■ Task instructions
Rewrite all the records, putting "bin" wherever "silo" appears and leaving everything else the same.

■ Material for the task
^^^^^^^^
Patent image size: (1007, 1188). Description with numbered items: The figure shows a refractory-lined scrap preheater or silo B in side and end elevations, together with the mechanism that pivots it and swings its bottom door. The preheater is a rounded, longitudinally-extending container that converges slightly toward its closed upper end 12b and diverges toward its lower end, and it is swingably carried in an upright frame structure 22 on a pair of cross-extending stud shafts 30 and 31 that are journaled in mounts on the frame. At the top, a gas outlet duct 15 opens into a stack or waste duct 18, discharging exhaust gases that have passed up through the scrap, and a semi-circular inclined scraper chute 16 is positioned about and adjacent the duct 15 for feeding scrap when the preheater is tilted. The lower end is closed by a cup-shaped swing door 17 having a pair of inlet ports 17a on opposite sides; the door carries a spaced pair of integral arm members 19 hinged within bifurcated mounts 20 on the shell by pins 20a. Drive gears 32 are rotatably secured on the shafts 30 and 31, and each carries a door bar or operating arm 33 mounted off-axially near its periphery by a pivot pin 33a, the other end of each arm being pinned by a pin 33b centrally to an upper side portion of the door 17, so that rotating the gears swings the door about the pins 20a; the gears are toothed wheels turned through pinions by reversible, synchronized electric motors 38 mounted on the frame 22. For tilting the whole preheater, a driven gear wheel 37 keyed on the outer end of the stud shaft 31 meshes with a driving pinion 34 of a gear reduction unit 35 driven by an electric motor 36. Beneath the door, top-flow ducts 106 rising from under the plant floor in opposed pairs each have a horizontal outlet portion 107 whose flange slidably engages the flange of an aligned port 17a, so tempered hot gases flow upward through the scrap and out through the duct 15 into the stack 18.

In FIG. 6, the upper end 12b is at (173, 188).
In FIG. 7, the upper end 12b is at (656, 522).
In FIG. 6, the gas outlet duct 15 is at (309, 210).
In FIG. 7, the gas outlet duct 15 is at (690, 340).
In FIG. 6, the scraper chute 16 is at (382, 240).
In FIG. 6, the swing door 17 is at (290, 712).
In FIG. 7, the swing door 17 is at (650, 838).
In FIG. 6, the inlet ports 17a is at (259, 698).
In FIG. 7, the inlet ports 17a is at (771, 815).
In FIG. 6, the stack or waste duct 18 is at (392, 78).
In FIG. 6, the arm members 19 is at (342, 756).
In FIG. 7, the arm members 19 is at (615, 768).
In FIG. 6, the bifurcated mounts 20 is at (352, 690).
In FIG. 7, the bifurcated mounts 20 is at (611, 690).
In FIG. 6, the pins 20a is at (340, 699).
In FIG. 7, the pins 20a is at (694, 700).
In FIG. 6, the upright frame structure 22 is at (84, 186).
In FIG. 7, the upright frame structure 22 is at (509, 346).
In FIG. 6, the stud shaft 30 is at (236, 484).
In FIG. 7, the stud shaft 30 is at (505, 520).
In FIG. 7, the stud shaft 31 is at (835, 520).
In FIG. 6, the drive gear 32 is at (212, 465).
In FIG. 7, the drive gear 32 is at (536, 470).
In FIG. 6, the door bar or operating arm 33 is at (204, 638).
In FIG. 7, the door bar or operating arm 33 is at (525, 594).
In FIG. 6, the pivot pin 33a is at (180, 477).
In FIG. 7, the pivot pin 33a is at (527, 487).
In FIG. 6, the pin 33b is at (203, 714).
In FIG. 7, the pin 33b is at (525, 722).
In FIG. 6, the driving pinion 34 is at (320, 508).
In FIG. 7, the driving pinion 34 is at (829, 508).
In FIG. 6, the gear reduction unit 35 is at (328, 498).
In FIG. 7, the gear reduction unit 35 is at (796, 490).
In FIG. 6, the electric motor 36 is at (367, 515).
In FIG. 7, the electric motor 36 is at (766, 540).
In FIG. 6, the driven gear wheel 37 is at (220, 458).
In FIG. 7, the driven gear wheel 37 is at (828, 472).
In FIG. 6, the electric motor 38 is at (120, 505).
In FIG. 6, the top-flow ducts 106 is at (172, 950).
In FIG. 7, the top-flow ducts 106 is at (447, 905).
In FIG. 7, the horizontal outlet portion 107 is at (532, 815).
^^^^^^^^
■ Solution to the exercise
Patent image size: (1007, 1188). Description with numbered items: The figure shows a refractory-lined scrap preheater or bin B in side and end elevations, together with the mechanism that pivots it and swings its bottom door. The preheater is a rounded, longitudinally-extending container that converges slightly toward its closed upper end 12b and diverges toward its lower end, and it is swingably carried in an upright frame structure 22 on a pair of cross-extending stud shafts 30 and 31 that are journaled in mounts on the frame. At the top, a gas outlet duct 15 opens into a stack or waste duct 18, discharging exhaust gases that have passed up through the scrap, and a semi-circular inclined scraper chute 16 is positioned about and adjacent the duct 15 for feeding scrap when the preheater is tilted. The lower end is closed by a cup-shaped swing door 17 having a pair of inlet ports 17a on opposite sides; the door carries a spaced pair of integral arm members 19 hinged within bifurcated mounts 20 on the shell by pins 20a. Drive gears 32 are rotatably secured on the shafts 30 and 31, and each carries a door bar or operating arm 33 mounted off-axially near its periphery by a pivot pin 33a, the other end of each arm being pinned by a pin 33b centrally to an upper side portion of the door 17, so that rotating the gears swings the door about the pins 20a; the gears are toothed wheels turned through pinions by reversible, synchronized electric motors 38 mounted on the frame 22. For tilting the whole preheater, a driven gear wheel 37 keyed on the outer end of the stud shaft 31 meshes with a driving pinion 34 of a gear reduction unit 35 driven by an electric motor 36. Beneath the door, top-flow ducts 106 rising from under the plant floor in opposed pairs each have a horizontal outlet portion 107 whose flange slidably engages the flange of an aligned port 17a, so tempered hot gases flow upward through the scrap and out through the duct 15 into the stack 18.

In FIG. 6, the upper end 12b is at (173, 188).
In FIG. 7, the upper end 12b is at (656, 522).
In FIG. 6, the gas outlet duct 15 is at (309, 210).
In FIG. 7, the gas outlet duct 15 is at (690, 340).
In FIG. 6, the scraper chute 16 is at (382, 240).
In FIG. 6, the swing door 17 is at (290, 712).
In FIG. 7, the swing door 17 is at (650, 838).
In FIG. 6, the inlet ports 17a is at (259, 698).
In FIG. 7, the inlet ports 17a is at (771, 815).
In FIG. 6, the stack or waste duct 18 is at (392, 78).
In FIG. 6, the arm members 19 is at (342, 756).
In FIG. 7, the arm members 19 is at (615, 768).
In FIG. 6, the bifurcated mounts 20 is at (352, 690).
In FIG. 7, the bifurcated mounts 20 is at (611, 690).
In FIG. 6, the pins 20a is at (340, 699).
In FIG. 7, the pins 20a is at (694, 700).
In FIG. 6, the upright frame structure 22 is at (84, 186).
In FIG. 7, the upright frame structure 22 is at (509, 346).
In FIG. 6, the stud shaft 30 is at (236, 484).
In FIG. 7, the stud shaft 30 is at (505, 520).
In FIG. 7, the stud shaft 31 is at (835, 520).
In FIG. 6, the drive gear 32 is at (212, 465).
In FIG. 7, the drive gear 32 is at (536, 470).
In FIG. 6, the door bar or operating arm 33 is at (204, 638).
In FIG. 7, the door bar or operating arm 33 is at (525, 594).
In FIG. 6, the pivot pin 33a is at (180, 477).
In FIG. 7, the pivot pin 33a is at (527, 487).
In FIG. 6, the pin 33b is at (203, 714).
In FIG. 7, the pin 33b is at (525, 722).
In FIG. 6, the driving pinion 34 is at (320, 508).
In FIG. 7, the driving pinion 34 is at (829, 508).
In FIG. 6, the gear reduction unit 35 is at (328, 498).
In FIG. 7, the gear reduction unit 35 is at (796, 490).
In FIG. 6, the electric motor 36 is at (367, 515).
In FIG. 7, the electric motor 36 is at (766, 540).
In FIG. 6, the driven gear wheel 37 is at (220, 458).
In FIG. 7, the driven gear wheel 37 is at (828, 472).
In FIG. 6, the electric motor 38 is at (120, 505).
In FIG. 6, the top-flow ducts 106 is at (172, 950).
In FIG. 7, the top-flow ducts 106 is at (447, 905).
In FIG. 7, the horizontal outlet portion 107 is at (532, 815).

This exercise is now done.